### Given task
Transcribe the whole listing without a single picture.

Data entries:
=====
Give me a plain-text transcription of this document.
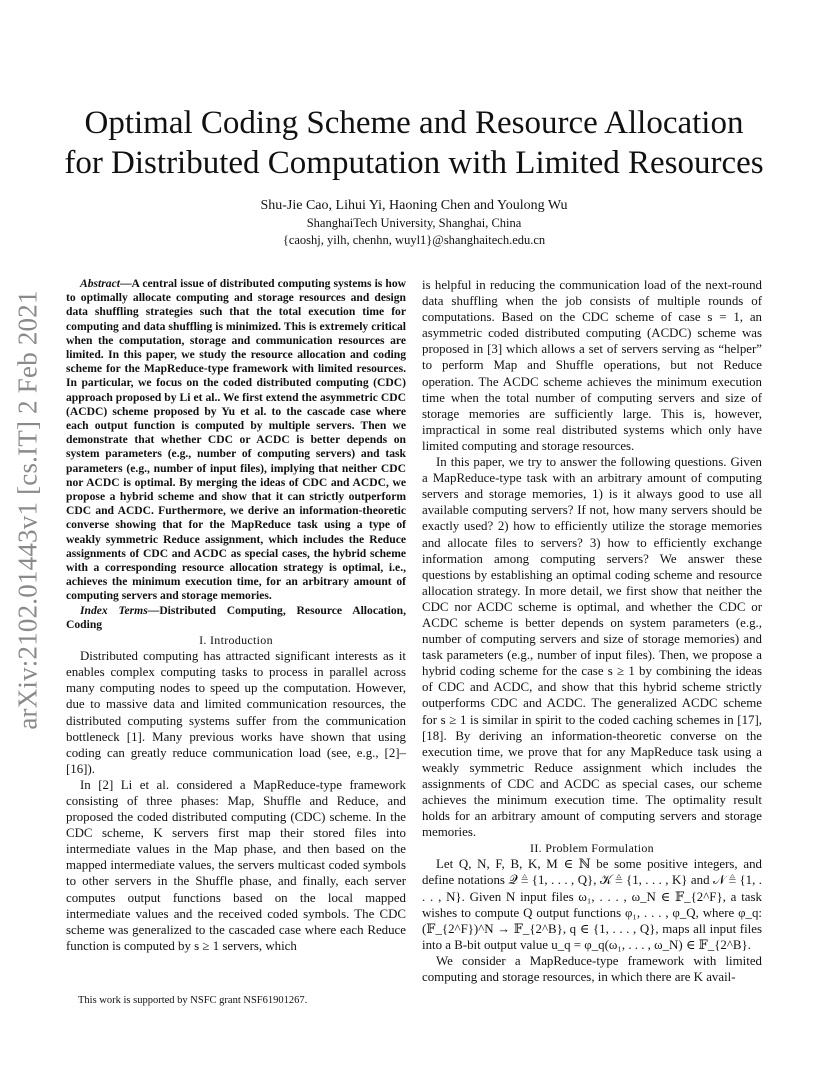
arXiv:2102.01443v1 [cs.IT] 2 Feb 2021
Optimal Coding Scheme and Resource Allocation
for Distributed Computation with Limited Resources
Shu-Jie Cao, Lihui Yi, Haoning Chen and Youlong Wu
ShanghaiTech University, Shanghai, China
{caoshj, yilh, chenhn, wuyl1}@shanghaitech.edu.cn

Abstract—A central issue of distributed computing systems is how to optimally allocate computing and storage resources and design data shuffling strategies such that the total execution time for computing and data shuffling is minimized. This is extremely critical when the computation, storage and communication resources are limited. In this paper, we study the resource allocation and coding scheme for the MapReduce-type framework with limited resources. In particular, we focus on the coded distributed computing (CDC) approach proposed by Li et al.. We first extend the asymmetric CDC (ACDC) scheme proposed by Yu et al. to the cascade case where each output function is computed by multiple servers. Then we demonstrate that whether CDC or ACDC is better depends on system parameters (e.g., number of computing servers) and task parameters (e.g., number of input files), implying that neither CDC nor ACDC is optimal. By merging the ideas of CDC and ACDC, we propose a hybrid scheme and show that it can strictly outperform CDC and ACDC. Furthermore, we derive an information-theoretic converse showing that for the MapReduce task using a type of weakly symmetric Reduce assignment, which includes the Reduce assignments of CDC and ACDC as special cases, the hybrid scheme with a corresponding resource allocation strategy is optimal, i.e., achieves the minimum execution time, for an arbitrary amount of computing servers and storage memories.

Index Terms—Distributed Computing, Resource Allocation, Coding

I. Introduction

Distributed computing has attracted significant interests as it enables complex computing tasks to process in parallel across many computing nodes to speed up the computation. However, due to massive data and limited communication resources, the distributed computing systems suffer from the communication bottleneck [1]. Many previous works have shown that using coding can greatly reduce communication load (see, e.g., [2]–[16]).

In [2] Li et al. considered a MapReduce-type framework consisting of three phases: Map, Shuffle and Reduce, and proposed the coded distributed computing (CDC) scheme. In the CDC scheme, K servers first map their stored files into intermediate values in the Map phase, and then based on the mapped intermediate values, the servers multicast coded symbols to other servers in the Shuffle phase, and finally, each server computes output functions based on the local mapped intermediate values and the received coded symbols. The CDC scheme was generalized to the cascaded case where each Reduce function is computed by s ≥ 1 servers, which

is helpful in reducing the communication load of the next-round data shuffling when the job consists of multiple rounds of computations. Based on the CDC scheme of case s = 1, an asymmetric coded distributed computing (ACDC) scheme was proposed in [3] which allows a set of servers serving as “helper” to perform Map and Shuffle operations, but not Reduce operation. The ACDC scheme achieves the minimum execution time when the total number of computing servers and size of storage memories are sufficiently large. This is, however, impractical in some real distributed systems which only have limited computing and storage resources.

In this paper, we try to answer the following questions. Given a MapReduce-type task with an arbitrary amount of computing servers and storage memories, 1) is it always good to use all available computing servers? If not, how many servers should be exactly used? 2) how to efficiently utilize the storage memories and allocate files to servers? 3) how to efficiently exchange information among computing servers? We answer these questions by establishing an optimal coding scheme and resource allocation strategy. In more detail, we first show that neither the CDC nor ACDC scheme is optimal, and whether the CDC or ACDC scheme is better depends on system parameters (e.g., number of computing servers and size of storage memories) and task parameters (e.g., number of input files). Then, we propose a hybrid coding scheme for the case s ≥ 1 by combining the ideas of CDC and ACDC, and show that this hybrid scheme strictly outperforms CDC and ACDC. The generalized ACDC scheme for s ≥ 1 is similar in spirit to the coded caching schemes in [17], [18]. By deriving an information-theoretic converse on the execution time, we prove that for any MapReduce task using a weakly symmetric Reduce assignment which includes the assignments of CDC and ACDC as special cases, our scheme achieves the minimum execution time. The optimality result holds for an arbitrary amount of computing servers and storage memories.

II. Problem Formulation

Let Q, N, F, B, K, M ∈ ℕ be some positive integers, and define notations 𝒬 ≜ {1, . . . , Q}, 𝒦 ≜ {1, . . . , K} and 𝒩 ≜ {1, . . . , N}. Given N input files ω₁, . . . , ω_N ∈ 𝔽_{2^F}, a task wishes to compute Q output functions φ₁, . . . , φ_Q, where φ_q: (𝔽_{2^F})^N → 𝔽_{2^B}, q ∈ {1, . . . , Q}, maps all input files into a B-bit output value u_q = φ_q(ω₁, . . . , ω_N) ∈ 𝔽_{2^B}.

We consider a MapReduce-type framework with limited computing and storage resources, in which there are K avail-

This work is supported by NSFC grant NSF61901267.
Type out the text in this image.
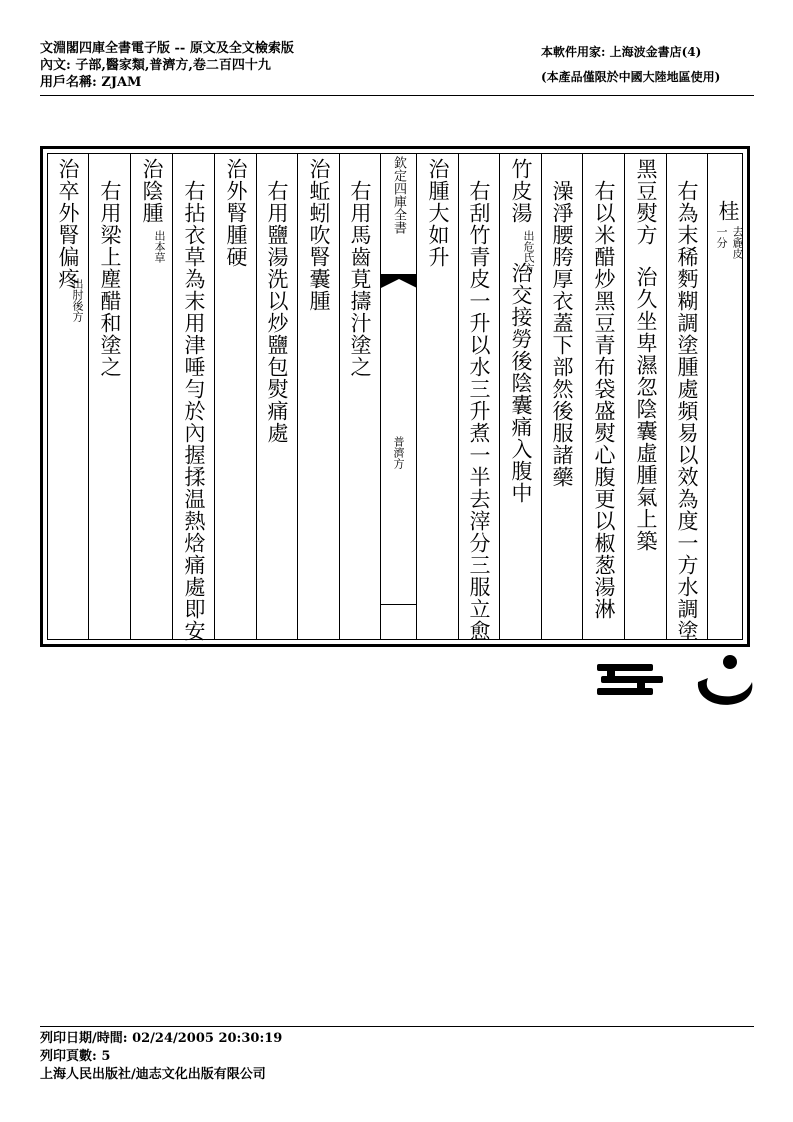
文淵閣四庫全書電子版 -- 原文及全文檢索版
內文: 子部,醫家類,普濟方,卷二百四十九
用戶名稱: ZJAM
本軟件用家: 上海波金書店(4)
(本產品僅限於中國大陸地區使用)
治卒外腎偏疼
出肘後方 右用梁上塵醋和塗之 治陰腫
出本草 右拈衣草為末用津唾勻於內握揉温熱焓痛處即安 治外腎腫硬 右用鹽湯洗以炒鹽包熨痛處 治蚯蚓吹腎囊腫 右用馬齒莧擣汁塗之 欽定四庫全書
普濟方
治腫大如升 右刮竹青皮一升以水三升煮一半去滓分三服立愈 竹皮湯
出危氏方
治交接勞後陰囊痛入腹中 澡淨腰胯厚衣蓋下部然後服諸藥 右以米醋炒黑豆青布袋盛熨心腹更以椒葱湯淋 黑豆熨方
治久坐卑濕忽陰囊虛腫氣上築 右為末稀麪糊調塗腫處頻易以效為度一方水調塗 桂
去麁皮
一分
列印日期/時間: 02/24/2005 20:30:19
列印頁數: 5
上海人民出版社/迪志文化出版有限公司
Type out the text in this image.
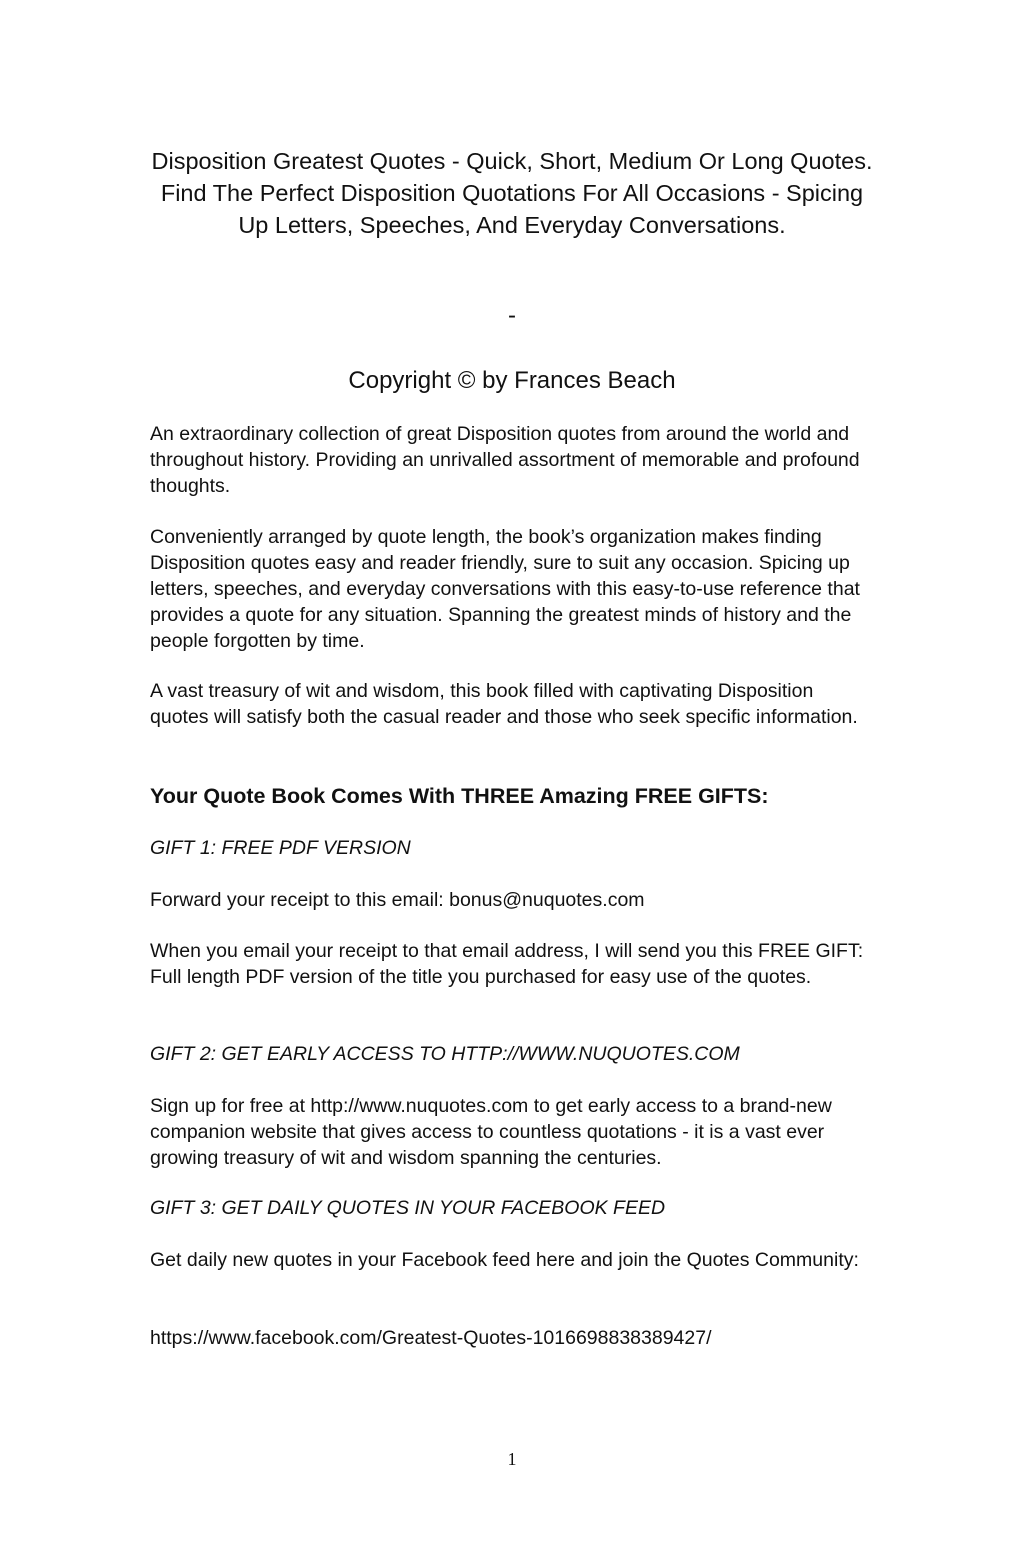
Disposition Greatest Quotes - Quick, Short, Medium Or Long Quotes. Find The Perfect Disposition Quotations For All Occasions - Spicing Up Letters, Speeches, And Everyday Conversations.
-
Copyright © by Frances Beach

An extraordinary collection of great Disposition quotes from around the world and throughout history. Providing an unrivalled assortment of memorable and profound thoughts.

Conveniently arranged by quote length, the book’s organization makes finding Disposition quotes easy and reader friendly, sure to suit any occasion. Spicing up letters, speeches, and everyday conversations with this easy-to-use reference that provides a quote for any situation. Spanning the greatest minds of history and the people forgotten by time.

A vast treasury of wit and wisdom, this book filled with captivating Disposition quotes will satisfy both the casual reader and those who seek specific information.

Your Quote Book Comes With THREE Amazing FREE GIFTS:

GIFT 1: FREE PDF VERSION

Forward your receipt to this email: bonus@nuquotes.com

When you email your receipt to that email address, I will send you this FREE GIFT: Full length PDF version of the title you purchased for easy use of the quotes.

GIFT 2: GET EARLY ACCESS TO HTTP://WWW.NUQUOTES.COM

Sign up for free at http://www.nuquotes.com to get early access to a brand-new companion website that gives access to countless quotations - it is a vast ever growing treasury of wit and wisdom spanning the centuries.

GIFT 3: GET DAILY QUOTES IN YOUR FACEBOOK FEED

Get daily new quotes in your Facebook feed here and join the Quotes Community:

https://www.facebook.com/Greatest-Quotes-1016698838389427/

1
=====
### Solved problem
Give me a plain-text transcription of this document.
arXiv:2102.01443v1 [cs.IT] 2 Feb 2021
Optimal Coding Scheme and Resource Allocation
for Distributed Computation with Limited Resources
Shu-Jie Cao, Lihui Yi, Haoning Chen and Youlong Wu
ShanghaiTech University, Shanghai, China
{caoshj, yilh, chenhn, wuyl1}@shanghaitech.edu.cn

Abstract—A central issue of distributed computing systems is how to optimally allocate computing and storage resources and design data shuffling strategies such that the total execution time for computing and data shuffling is minimized. This is extremely critical when the computation, storage and communication resources are limited. In this paper, we study the resource allocation and coding scheme for the MapReduce-type framework with limited resources. In particular, we focus on the coded distributed computing (CDC) approach proposed by Li et al.. We first extend the asymmetric CDC (ACDC) scheme proposed by Yu et al. to the cascade case where each output function is computed by multiple servers. Then we demonstrate that whether CDC or ACDC is better depends on system parameters (e.g., number of computing servers) and task parameters (e.g., number of input files), implying that neither CDC nor ACDC is optimal. By merging the ideas of CDC and ACDC, we propose a hybrid scheme and show that it can strictly outperform CDC and ACDC. Furthermore, we derive an information-theoretic converse showing that for the MapReduce task using a type of weakly symmetric Reduce assignment, which includes the Reduce assignments of CDC and ACDC as special cases, the hybrid scheme with a corresponding resource allocation strategy is optimal, i.e., achieves the minimum execution time, for an arbitrary amount of computing servers and storage memories.

Index Terms—Distributed Computing, Resource Allocation, Coding

I. Introduction

Distributed computing has attracted significant interests as it enables complex computing tasks to process in parallel across many computing nodes to speed up the computation. However, due to massive data and limited communication resources, the distributed computing systems suffer from the communication bottleneck [1]. Many previous works have shown that using coding can greatly reduce communication load (see, e.g., [2]–[16]).

In [2] Li et al. considered a MapReduce-type framework consisting of three phases: Map, Shuffle and Reduce, and proposed the coded distributed computing (CDC) scheme. In the CDC scheme, K servers first map their stored files into intermediate values in the Map phase, and then based on the mapped intermediate values, the servers multicast coded symbols to other servers in the Shuffle phase, and finally, each server computes output functions based on the local mapped intermediate values and the received coded symbols. The CDC scheme was generalized to the cascaded case where each Reduce function is computed by s ≥ 1 servers, which

is helpful in reducing the communication load of the next-round data shuffling when the job consists of multiple rounds of computations. Based on the CDC scheme of case s = 1, an asymmetric coded distributed computing (ACDC) scheme was proposed in [3] which allows a set of servers serving as “helper” to perform Map and Shuffle operations, but not Reduce operation. The ACDC scheme achieves the minimum execution time when the total number of computing servers and size of storage memories are sufficiently large. This is, however, impractical in some real distributed systems which only have limited computing and storage resources.

In this paper, we try to answer the following questions. Given a MapReduce-type task with an arbitrary amount of computing servers and storage memories, 1) is it always good to use all available computing servers? If not, how many servers should be exactly used? 2) how to efficiently utilize the storage memories and allocate files to servers? 3) how to efficiently exchange information among computing servers? We answer these questions by establishing an optimal coding scheme and resource allocation strategy. In more detail, we first show that neither the CDC nor ACDC scheme is optimal, and whether the CDC or ACDC scheme is better depends on system parameters (e.g., number of computing servers and size of storage memories) and task parameters (e.g., number of input files). Then, we propose a hybrid coding scheme for the case s ≥ 1 by combining the ideas of CDC and ACDC, and show that this hybrid scheme strictly outperforms CDC and ACDC. The generalized ACDC scheme for s ≥ 1 is similar in spirit to the coded caching schemes in [17], [18]. By deriving an information-theoretic converse on the execution time, we prove that for any MapReduce task using a weakly symmetric Reduce assignment which includes the assignments of CDC and ACDC as special cases, our scheme achieves the minimum execution time. The optimality result holds for an arbitrary amount of computing servers and storage memories.

II. Problem Formulation

Let Q, N, F, B, K, M ∈ ℕ be some positive integers, and define notations 𝒬 ≜ {1, . . . , Q}, 𝒦 ≜ {1, . . . , K} and 𝒩 ≜ {1, . . . , N}. Given N input files ω₁, . . . , ω_N ∈ 𝔽_{2^F}, a task wishes to compute Q output functions φ₁, . . . , φ_Q, where φ_q: (𝔽_{2^F})^N → 𝔽_{2^B}, q ∈ {1, . . . , Q}, maps all input files into a B-bit output value u_q = φ_q(ω₁, . . . , ω_N) ∈ 𝔽_{2^B}.

We consider a MapReduce-type framework with limited computing and storage resources, in which there are K avail-

This work is supported by NSFC grant NSF61901267.
Type out the text in this image.
文淵閣四庫全書電子版 -- 原文及全文檢索版
內文: 子部,醫家類,普濟方,卷二百四十九
用戶名稱: ZJAM
本軟件用家: 上海波金書店(4)
(本產品僅限於中國大陸地區使用)
治卒外腎偏疼
出肘後方 右用梁上塵醋和塗之 治陰腫
出本草 右拈衣草為末用津唾勻於內握揉温熱焓痛處即安 治外腎腫硬 右用鹽湯洗以炒鹽包熨痛處 治蚯蚓吹腎囊腫 右用馬齒莧擣汁塗之 欽定四庫全書
普濟方
治腫大如升 右刮竹青皮一升以水三升煮一半去滓分三服立愈 竹皮湯
出危氏方
治交接勞後陰囊痛入腹中 澡淨腰胯厚衣蓋下部然後服諸藥 右以米醋炒黑豆青布袋盛熨心腹更以椒葱湯淋 黑豆熨方
治久坐卑濕忽陰囊虛腫氣上築 右為末稀麪糊調塗腫處頻易以效為度一方水調塗 桂
去麁皮
一分
列印日期/時間: 02/24/2005 20:30:19
列印頁數: 5
上海人民出版社/迪志文化出版有限公司
Type out the text in this image.
Disposition Greatest Quotes - Quick, Short, Medium Or Long Quotes. Find The Perfect Disposition Quotations For All Occasions - Spicing Up Letters, Speeches, And Everyday Conversations.
-
Copyright © by Frances Beach

An extraordinary collection of great Disposition quotes from around the world and throughout history. Providing an unrivalled assortment of memorable and profound thoughts.

Conveniently arranged by quote length, the book’s organization makes finding Disposition quotes easy and reader friendly, sure to suit any occasion. Spicing up letters, speeches, and everyday conversations with this easy-to-use reference that provides a quote for any situation. Spanning the greatest minds of history and the people forgotten by time.

A vast treasury of wit and wisdom, this book filled with captivating Disposition quotes will satisfy both the casual reader and those who seek specific information.

Your Quote Book Comes With THREE Amazing FREE GIFTS:

GIFT 1: FREE PDF VERSION

Forward your receipt to this email: bonus@nuquotes.com

When you email your receipt to that email address, I will send you this FREE GIFT: Full length PDF version of the title you purchased for easy use of the quotes.

GIFT 2: GET EARLY ACCESS TO HTTP://WWW.NUQUOTES.COM

Sign up for free at http://www.nuquotes.com to get early access to a brand-new companion website that gives access to countless quotations - it is a vast ever growing treasury of wit and wisdom spanning the centuries.

GIFT 3: GET DAILY QUOTES IN YOUR FACEBOOK FEED

Get daily new quotes in your Facebook feed here and join the Quotes Community:

https://www.facebook.com/Greatest-Quotes-1016698838389427/

1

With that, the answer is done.